__GIVEN EXERCISE__
Count the lines below that include the word "subtitle" and write that number alone.
#### PROVIDED INFORMATION
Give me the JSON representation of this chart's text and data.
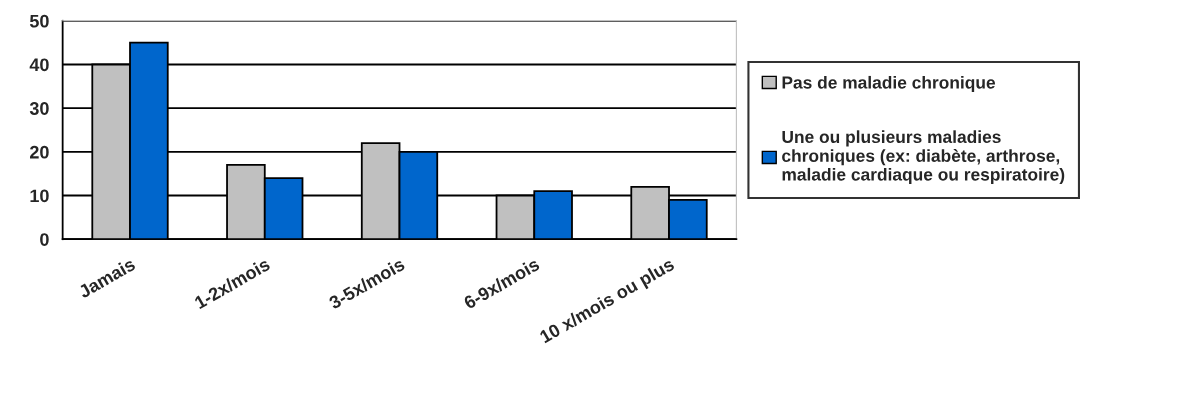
{
  "chart_data": {
    "type": "bar",
    "categories": [
      "Jamais",
      "1-2x/mois",
      "3-5x/mois",
      "6-9x/mois",
      "10 x/mois ou plus"
    ],
    "series": [
      {
        "name": "Pas de maladie chronique",
        "color": "#c0c0c0",
        "values": [
          40,
          17,
          22,
          10,
          12
        ]
      },
      {
        "name": "Une ou plusieurs maladies\nchroniques (ex: diabète, arthrose,\nmaladie cardiaque ou respiratoire)",
        "color": "#0066cc",
        "values": [
          45,
          14,
          20,
          11,
          9
        ]
      }
    ],
    "ylim": [
      0,
      50
    ],
    "yticks": [
      0,
      10,
      20,
      30,
      40,
      50
    ],
    "grid": "y",
    "legend": "right"
  }
}
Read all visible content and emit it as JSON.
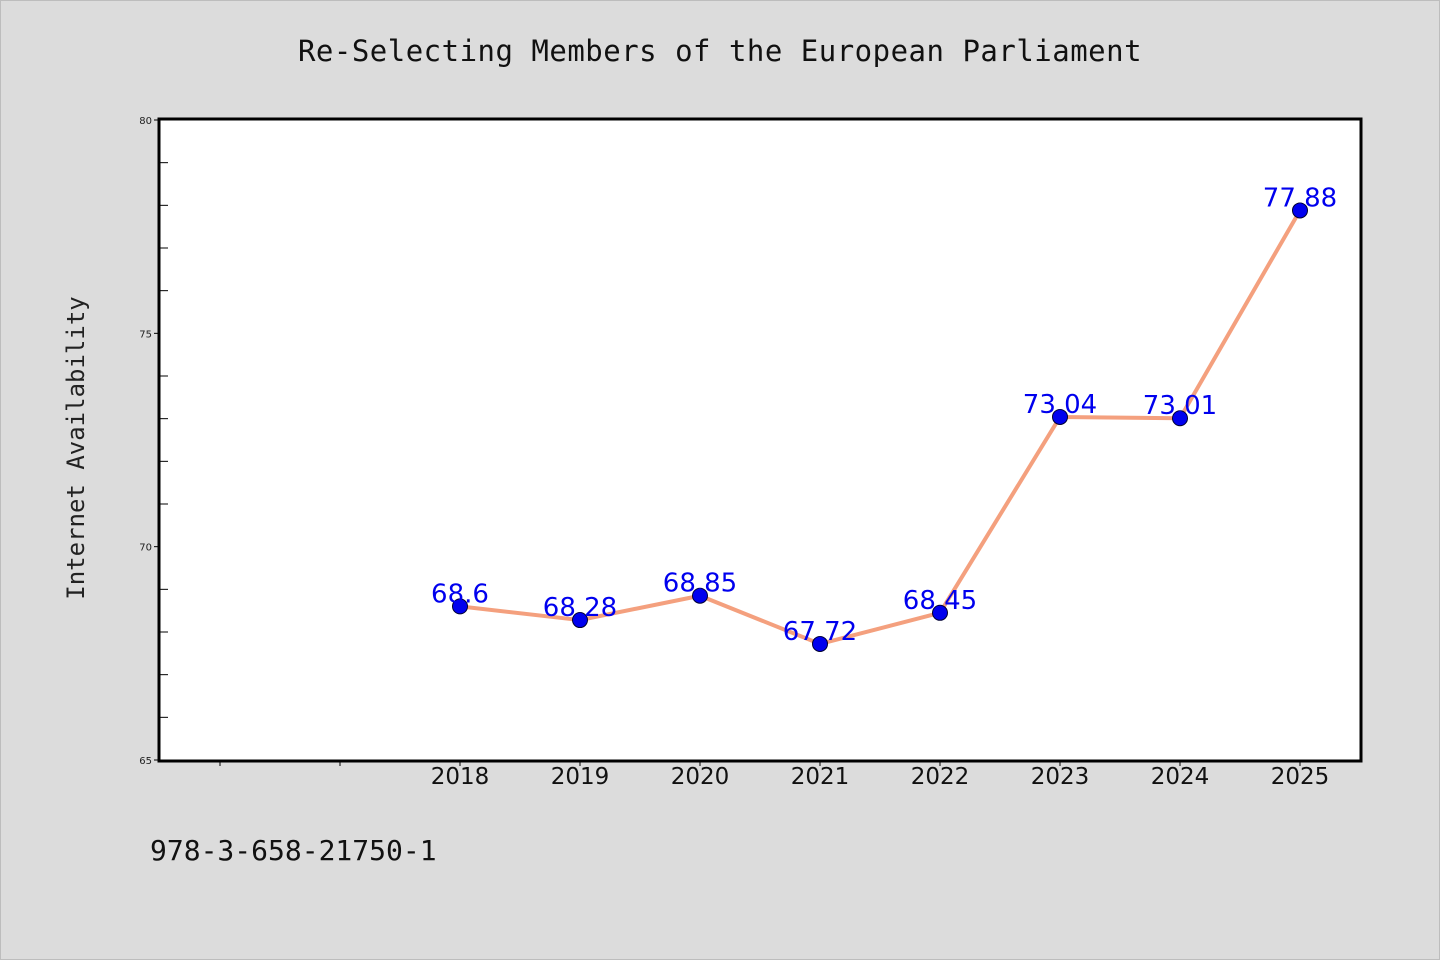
{
  "chart_data": {
    "type": "line",
    "title": "Re-Selecting Members of the European Parliament",
    "xlabel": "",
    "ylabel": "Internet Availability",
    "categories": [
      "2018",
      "2019",
      "2020",
      "2021",
      "2022",
      "2023",
      "2024",
      "2025"
    ],
    "values": [
      68.6,
      68.28,
      68.85,
      67.72,
      68.45,
      73.04,
      73.01,
      77.88
    ],
    "value_labels": [
      "68.6",
      "68.28",
      "68.85",
      "67.72",
      "68.45",
      "73.04",
      "73.01",
      "77.88"
    ],
    "ylim": [
      65,
      80
    ],
    "yticks": [
      65,
      70,
      75,
      80
    ],
    "grid": false,
    "line_color": "#f4a07e",
    "marker_color": "#0000ee",
    "label_color": "#0000ee"
  },
  "footer": {
    "code": "978-3-658-21750-1"
  }
}
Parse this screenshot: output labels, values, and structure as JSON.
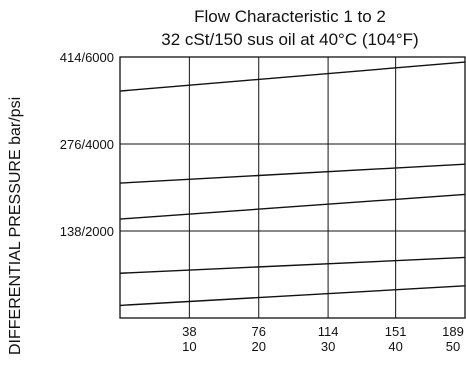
{
  "chart_data": {
    "type": "line",
    "title": "Flow Characteristic 1 to 2",
    "subtitle": "32 cSt/150 sus oil at 40°C (104°F)",
    "ylabel": "DIFFERENTIAL PRESSURE bar/psi",
    "xlabel": "",
    "y_ticks": [
      {
        "value": 138,
        "label": "138/2000"
      },
      {
        "value": 276,
        "label": "276/4000"
      },
      {
        "value": 414,
        "label": "414/6000"
      }
    ],
    "x_ticks": [
      {
        "value": 38,
        "top": "38",
        "bottom": "10"
      },
      {
        "value": 76,
        "top": "76",
        "bottom": "20"
      },
      {
        "value": 114,
        "top": "114",
        "bottom": "30"
      },
      {
        "value": 151,
        "top": "151",
        "bottom": "40"
      },
      {
        "value": 189,
        "top": "189",
        "bottom": "50"
      }
    ],
    "xlim": [
      0,
      189
    ],
    "ylim": [
      0,
      414
    ],
    "grid": true,
    "series": [
      {
        "x": [
          0,
          189
        ],
        "y": [
          360,
          406
        ]
      },
      {
        "x": [
          0,
          189
        ],
        "y": [
          214,
          244
        ]
      },
      {
        "x": [
          0,
          189
        ],
        "y": [
          157,
          196
        ]
      },
      {
        "x": [
          0,
          189
        ],
        "y": [
          71,
          96
        ]
      },
      {
        "x": [
          0,
          189
        ],
        "y": [
          20,
          51
        ]
      }
    ],
    "colors": {
      "line": "#111111",
      "frame": "#111111",
      "grid": "#111111"
    }
  }
}
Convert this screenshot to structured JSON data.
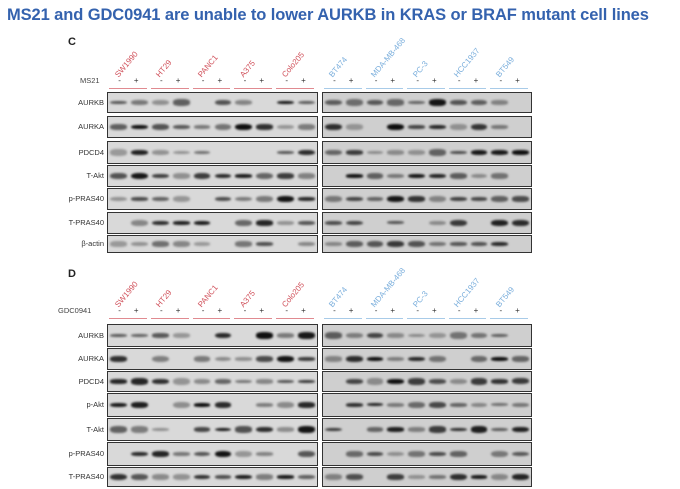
{
  "title": "MS21 and GDC0941 are unable to lower AURKB in KRAS or BRAF mutant cell lines",
  "colors": {
    "title": "#3462ae",
    "kras_braf_mutant": "#d0505a",
    "other": "#7aaedc"
  },
  "cell_lines_red": [
    "SW1990",
    "HT29",
    "PANC1",
    "A375",
    "Colo205"
  ],
  "cell_lines_blue": [
    "BT474",
    "MDA-MB-468",
    "PC-3",
    "HCC1937",
    "BT549"
  ],
  "signs": [
    "-",
    "+"
  ],
  "panels": [
    {
      "letter": "C",
      "treatment": "MS21",
      "rows": [
        "AURKB",
        "AURKA",
        "PDCD4",
        "T-Akt",
        "p-PRAS40",
        "T-PRAS40",
        "β-actin"
      ]
    },
    {
      "letter": "D",
      "treatment": "GDC0941",
      "rows": [
        "AURKB",
        "AURKA",
        "PDCD4",
        "p-Akt",
        "T-Akt",
        "p-PRAS40",
        "T-PRAS40"
      ]
    }
  ]
}
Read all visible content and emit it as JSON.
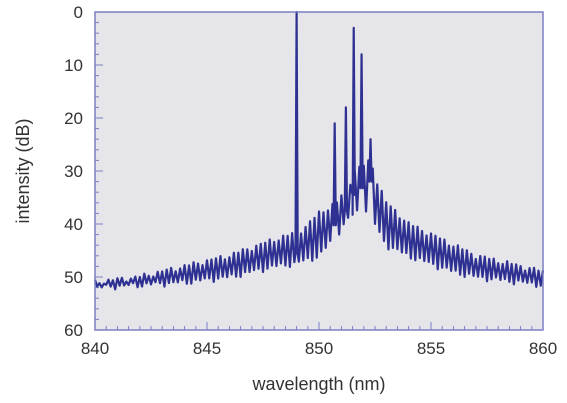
{
  "chart_data": {
    "type": "line",
    "title": "",
    "xlabel": "wavelength (nm)",
    "ylabel": "intensity (dB)",
    "xlim": [
      840,
      860
    ],
    "ylim": [
      0,
      60
    ],
    "y_inverted": true,
    "x_ticks": [
      840,
      845,
      850,
      855,
      860
    ],
    "y_ticks": [
      0,
      10,
      20,
      30,
      40,
      50,
      60
    ],
    "x_tick_labels": [
      "840",
      "845",
      "850",
      "855",
      "860"
    ],
    "y_tick_labels": [
      "0",
      "10",
      "20",
      "30",
      "40",
      "50",
      "60"
    ],
    "x_minor_step": 0.5,
    "y_minor_step": 2,
    "grid": false,
    "colors": {
      "line": "#2e3192",
      "plot_background": "#e6e6ea",
      "frame": "#7b7fc4",
      "axis_text": "#333333"
    },
    "series": [
      {
        "envelope_x": [
          840,
          842,
          844,
          846,
          847,
          848,
          848.8,
          849.3,
          850,
          850.8,
          851.3,
          851.6,
          852,
          852.3,
          852.6,
          853,
          854,
          855,
          856,
          857,
          858,
          859,
          860
        ],
        "envelope_upper": [
          51,
          50,
          48,
          46,
          44.5,
          43,
          42,
          41,
          38,
          36,
          33,
          30,
          29,
          28,
          32,
          36,
          40,
          42,
          44,
          46,
          47,
          48,
          49
        ],
        "envelope_lower": [
          52,
          51.5,
          51,
          50,
          49,
          48,
          47.5,
          47,
          46,
          42,
          39,
          38,
          37,
          38,
          41,
          44,
          46,
          47.5,
          49,
          50,
          50.5,
          51,
          51.5
        ],
        "ripple_period_nm": 0.2,
        "peaks": [
          {
            "x": 849.0,
            "y": 0
          },
          {
            "x": 850.7,
            "y": 21
          },
          {
            "x": 851.2,
            "y": 18
          },
          {
            "x": 851.55,
            "y": 3
          },
          {
            "x": 851.9,
            "y": 8
          },
          {
            "x": 852.3,
            "y": 24
          }
        ]
      }
    ]
  }
}
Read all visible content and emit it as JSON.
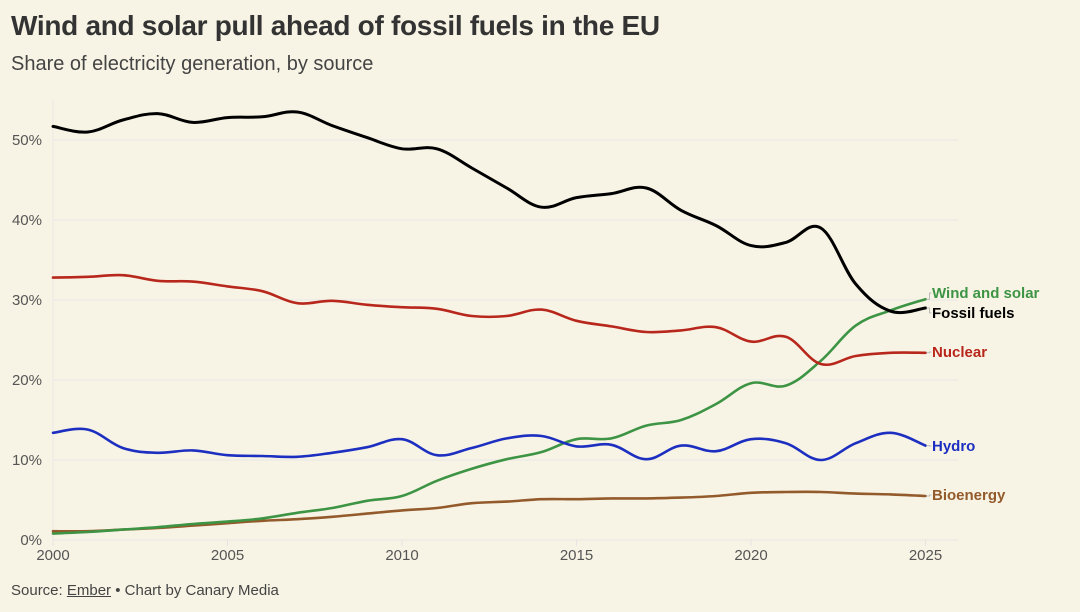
{
  "header": {
    "title": "Wind and solar pull ahead of fossil fuels in the EU",
    "subtitle": "Share of electricity generation, by source"
  },
  "footer": {
    "source_prefix": "Source: ",
    "source_link": "Ember",
    "credit": " • Chart by Canary Media"
  },
  "chart_data": {
    "type": "line",
    "title": "Wind and solar pull ahead of fossil fuels in the EU",
    "subtitle": "Share of electricity generation, by source",
    "xlabel": "",
    "ylabel": "",
    "x": [
      2000,
      2001,
      2002,
      2003,
      2004,
      2005,
      2006,
      2007,
      2008,
      2009,
      2010,
      2011,
      2012,
      2013,
      2014,
      2015,
      2016,
      2017,
      2018,
      2019,
      2020,
      2021,
      2022,
      2023,
      2024,
      2025
    ],
    "xlim": [
      2000,
      2026
    ],
    "ylim": [
      0,
      55
    ],
    "x_ticks": [
      2000,
      2005,
      2010,
      2015,
      2020,
      2025
    ],
    "x_tick_labels": [
      "2000",
      "2005",
      "2010",
      "2015",
      "2020",
      "2025"
    ],
    "y_ticks": [
      0,
      10,
      20,
      30,
      40,
      50
    ],
    "y_tick_labels": [
      "0%",
      "10%",
      "20%",
      "30%",
      "40%",
      "50%"
    ],
    "grid": true,
    "legend": "direct labels at line ends (right)",
    "series": [
      {
        "name": "Fossil fuels",
        "color": "#000000",
        "values": [
          51.7,
          51.0,
          52.5,
          53.3,
          52.2,
          52.8,
          52.9,
          53.5,
          51.8,
          50.3,
          48.9,
          48.9,
          46.5,
          44.0,
          41.6,
          42.8,
          43.3,
          44.0,
          41.2,
          39.3,
          36.8,
          37.2,
          39.0,
          32.0,
          28.6,
          29.0
        ]
      },
      {
        "name": "Nuclear",
        "color": "#b8271c",
        "values": [
          32.8,
          32.9,
          33.1,
          32.4,
          32.3,
          31.7,
          31.1,
          29.6,
          29.9,
          29.4,
          29.1,
          28.9,
          28.0,
          28.0,
          28.8,
          27.4,
          26.7,
          26.0,
          26.2,
          26.6,
          24.8,
          25.4,
          22.0,
          23.0,
          23.4,
          23.4
        ]
      },
      {
        "name": "Hydro",
        "color": "#1c2fc0",
        "values": [
          13.4,
          13.8,
          11.5,
          10.9,
          11.2,
          10.6,
          10.5,
          10.4,
          10.9,
          11.6,
          12.6,
          10.6,
          11.5,
          12.7,
          13.0,
          11.7,
          11.9,
          10.1,
          11.8,
          11.1,
          12.6,
          12.1,
          10.0,
          12.1,
          13.4,
          11.8
        ]
      },
      {
        "name": "Wind and solar",
        "color": "#3d9444",
        "values": [
          0.8,
          1.0,
          1.3,
          1.6,
          2.0,
          2.3,
          2.7,
          3.4,
          4.0,
          4.9,
          5.5,
          7.4,
          8.9,
          10.1,
          11.0,
          12.6,
          12.7,
          14.3,
          15.0,
          17.0,
          19.6,
          19.3,
          22.4,
          26.8,
          28.7,
          30.1
        ]
      },
      {
        "name": "Bioenergy",
        "color": "#935a2b",
        "values": [
          1.1,
          1.1,
          1.3,
          1.5,
          1.8,
          2.1,
          2.4,
          2.6,
          2.9,
          3.3,
          3.7,
          4.0,
          4.6,
          4.8,
          5.1,
          5.1,
          5.2,
          5.2,
          5.3,
          5.5,
          5.9,
          6.0,
          6.0,
          5.8,
          5.7,
          5.5
        ]
      }
    ],
    "label_order_top_to_bottom": [
      "Wind and solar",
      "Fossil fuels",
      "Nuclear",
      "Hydro",
      "Bioenergy"
    ]
  }
}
########
__RESULT OF THIS TASK__
3